> [Do this]: Search the data for the word "nærværende". Reproduce every line where it is found.

======== Input for this task ========

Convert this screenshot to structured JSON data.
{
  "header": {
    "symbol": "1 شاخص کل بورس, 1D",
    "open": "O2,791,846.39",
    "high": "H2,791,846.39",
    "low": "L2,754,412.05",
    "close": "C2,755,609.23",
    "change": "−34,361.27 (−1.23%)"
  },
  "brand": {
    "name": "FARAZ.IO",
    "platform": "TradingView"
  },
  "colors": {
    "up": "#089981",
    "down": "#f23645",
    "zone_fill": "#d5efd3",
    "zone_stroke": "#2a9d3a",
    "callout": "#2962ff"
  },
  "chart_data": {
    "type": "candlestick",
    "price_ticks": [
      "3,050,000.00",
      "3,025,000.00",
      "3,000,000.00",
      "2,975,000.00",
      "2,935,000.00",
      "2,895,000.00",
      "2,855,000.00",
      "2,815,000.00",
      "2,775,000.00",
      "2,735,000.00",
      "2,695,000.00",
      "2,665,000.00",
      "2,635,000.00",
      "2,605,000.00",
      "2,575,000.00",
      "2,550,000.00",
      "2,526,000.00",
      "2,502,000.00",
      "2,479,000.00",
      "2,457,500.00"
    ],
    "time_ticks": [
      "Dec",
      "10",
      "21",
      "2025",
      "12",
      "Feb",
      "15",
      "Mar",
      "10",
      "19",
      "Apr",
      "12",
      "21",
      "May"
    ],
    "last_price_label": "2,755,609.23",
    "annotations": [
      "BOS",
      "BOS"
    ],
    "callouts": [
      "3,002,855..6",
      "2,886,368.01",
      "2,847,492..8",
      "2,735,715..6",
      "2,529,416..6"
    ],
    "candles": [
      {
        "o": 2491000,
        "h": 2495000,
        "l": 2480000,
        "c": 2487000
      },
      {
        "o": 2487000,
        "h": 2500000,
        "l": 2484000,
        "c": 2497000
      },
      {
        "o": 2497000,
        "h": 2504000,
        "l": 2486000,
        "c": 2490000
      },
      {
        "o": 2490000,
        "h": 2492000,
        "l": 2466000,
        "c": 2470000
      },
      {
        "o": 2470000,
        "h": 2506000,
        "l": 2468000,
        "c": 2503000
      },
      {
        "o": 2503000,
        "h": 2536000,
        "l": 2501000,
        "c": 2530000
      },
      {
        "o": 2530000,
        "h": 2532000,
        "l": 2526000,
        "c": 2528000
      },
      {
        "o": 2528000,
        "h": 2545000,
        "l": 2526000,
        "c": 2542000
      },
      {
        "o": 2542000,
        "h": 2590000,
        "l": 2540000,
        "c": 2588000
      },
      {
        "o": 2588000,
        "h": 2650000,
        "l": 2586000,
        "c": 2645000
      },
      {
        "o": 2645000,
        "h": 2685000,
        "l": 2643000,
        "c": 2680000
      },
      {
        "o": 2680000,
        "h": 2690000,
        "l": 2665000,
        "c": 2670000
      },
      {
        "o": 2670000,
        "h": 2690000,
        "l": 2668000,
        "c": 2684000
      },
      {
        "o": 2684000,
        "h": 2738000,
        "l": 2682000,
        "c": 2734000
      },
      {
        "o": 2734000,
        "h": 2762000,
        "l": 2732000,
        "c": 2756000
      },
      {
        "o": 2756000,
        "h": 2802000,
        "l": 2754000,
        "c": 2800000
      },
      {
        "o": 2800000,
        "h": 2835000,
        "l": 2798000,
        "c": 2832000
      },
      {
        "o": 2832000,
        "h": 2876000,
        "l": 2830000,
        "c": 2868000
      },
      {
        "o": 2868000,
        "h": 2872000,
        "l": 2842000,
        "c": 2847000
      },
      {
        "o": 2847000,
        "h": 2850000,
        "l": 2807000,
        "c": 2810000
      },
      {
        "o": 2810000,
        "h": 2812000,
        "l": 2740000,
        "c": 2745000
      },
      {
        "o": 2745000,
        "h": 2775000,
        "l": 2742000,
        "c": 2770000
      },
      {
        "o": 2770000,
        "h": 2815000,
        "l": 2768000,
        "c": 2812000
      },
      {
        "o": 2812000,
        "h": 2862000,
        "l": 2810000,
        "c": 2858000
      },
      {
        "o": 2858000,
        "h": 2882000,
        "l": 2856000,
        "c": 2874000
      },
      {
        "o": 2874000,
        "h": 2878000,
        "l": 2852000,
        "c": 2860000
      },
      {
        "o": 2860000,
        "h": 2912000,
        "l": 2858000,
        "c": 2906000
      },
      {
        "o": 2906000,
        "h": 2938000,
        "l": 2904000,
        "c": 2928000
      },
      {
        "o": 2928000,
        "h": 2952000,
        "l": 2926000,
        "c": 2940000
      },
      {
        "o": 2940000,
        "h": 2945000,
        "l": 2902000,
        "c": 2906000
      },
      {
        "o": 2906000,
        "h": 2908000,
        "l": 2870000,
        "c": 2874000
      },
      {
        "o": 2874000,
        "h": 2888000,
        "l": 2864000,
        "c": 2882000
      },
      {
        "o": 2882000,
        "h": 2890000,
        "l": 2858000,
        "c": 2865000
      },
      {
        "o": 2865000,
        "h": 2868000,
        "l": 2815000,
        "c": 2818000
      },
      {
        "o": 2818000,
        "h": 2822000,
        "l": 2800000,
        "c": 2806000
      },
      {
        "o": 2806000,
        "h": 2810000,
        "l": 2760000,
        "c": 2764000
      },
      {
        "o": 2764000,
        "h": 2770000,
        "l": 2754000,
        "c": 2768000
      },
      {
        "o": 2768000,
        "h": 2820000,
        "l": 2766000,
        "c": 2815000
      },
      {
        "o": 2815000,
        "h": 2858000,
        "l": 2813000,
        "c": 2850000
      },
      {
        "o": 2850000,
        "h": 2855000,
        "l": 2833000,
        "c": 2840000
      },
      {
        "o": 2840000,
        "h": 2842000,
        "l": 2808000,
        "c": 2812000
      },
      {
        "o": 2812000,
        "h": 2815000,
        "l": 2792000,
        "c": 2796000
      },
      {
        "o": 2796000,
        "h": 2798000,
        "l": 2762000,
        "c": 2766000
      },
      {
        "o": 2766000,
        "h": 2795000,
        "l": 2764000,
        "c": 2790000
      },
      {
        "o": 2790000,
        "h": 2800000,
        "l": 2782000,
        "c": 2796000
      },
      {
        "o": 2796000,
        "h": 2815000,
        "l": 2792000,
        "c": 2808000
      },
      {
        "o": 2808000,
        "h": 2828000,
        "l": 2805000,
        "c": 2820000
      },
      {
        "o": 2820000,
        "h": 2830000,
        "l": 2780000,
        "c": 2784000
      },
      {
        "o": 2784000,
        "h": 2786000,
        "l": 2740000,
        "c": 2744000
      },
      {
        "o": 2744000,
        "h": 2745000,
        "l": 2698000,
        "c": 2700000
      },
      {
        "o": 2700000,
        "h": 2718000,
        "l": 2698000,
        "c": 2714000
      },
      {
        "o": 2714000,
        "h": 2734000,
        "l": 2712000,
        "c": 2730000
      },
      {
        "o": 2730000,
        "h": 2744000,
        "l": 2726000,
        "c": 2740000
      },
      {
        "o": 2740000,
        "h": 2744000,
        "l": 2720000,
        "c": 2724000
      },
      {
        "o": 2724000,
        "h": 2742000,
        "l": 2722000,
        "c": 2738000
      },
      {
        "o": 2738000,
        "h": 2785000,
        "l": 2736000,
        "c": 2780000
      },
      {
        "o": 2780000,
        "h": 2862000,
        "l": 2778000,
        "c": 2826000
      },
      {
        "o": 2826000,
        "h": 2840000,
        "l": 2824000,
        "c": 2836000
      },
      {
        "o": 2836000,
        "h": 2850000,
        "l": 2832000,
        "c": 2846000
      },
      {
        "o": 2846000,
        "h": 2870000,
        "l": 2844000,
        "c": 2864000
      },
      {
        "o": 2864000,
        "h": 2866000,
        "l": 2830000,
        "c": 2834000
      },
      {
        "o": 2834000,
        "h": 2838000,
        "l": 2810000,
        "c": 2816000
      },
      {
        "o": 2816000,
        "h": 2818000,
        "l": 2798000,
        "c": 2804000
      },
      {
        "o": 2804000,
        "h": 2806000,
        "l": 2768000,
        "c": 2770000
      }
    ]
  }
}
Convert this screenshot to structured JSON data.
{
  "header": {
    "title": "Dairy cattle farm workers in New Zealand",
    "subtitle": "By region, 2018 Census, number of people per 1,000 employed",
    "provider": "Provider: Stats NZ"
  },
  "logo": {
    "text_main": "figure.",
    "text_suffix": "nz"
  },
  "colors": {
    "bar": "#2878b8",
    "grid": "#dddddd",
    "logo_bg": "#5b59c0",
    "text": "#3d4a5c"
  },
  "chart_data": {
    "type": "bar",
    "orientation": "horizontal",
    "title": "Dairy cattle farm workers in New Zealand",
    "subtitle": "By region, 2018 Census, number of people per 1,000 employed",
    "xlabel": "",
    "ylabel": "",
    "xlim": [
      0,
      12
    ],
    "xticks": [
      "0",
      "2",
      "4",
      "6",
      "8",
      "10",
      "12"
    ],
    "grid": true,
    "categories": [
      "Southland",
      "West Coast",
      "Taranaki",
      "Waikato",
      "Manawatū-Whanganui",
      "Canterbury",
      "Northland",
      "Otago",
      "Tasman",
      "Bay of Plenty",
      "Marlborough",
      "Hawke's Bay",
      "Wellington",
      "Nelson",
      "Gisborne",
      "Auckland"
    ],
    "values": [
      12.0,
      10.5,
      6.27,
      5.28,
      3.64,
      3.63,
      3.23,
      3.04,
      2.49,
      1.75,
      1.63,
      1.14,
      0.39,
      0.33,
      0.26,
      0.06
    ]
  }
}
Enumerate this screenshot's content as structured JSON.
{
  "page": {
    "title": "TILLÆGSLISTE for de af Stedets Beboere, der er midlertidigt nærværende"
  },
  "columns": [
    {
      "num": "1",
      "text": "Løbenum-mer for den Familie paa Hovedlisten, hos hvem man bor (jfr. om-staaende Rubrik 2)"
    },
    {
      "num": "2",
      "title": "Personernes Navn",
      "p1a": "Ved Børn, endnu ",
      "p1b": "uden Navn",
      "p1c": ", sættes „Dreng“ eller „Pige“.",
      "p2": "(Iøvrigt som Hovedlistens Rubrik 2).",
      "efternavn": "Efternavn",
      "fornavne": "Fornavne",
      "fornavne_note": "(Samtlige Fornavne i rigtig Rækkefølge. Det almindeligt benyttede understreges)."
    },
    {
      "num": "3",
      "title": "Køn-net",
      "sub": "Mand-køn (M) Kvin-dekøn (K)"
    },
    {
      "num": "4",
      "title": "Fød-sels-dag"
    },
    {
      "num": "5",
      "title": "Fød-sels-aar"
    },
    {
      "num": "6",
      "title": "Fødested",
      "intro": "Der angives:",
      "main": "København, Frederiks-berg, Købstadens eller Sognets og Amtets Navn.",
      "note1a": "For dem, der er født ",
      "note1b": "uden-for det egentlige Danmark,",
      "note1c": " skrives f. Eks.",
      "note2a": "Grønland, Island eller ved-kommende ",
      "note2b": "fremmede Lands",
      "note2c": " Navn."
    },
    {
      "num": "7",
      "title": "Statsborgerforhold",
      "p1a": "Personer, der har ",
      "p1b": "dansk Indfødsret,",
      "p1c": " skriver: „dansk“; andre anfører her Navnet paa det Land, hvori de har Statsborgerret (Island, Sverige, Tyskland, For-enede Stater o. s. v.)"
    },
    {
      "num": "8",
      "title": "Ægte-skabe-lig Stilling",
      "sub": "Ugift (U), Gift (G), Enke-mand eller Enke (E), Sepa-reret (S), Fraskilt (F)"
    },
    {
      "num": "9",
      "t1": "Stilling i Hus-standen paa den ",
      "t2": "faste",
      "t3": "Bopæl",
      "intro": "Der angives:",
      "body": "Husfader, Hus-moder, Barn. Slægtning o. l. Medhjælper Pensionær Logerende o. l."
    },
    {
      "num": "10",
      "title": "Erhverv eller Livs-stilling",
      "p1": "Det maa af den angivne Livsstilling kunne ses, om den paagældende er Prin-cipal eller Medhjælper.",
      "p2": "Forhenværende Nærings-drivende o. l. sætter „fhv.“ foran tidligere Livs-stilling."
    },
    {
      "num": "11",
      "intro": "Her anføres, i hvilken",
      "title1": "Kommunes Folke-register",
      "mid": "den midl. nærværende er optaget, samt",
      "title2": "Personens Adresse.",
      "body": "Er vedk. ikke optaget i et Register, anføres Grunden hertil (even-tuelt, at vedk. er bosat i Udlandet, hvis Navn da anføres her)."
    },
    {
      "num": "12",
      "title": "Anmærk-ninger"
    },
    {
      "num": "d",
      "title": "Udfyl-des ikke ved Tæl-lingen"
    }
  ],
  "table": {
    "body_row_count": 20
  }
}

========

> [Solution for this task]:
    "title": "TILLÆGSLISTE for de af Stedets Beboere, der er midlertidigt nærværende"
      "mid": "den midl. nærværende er optaget, samt",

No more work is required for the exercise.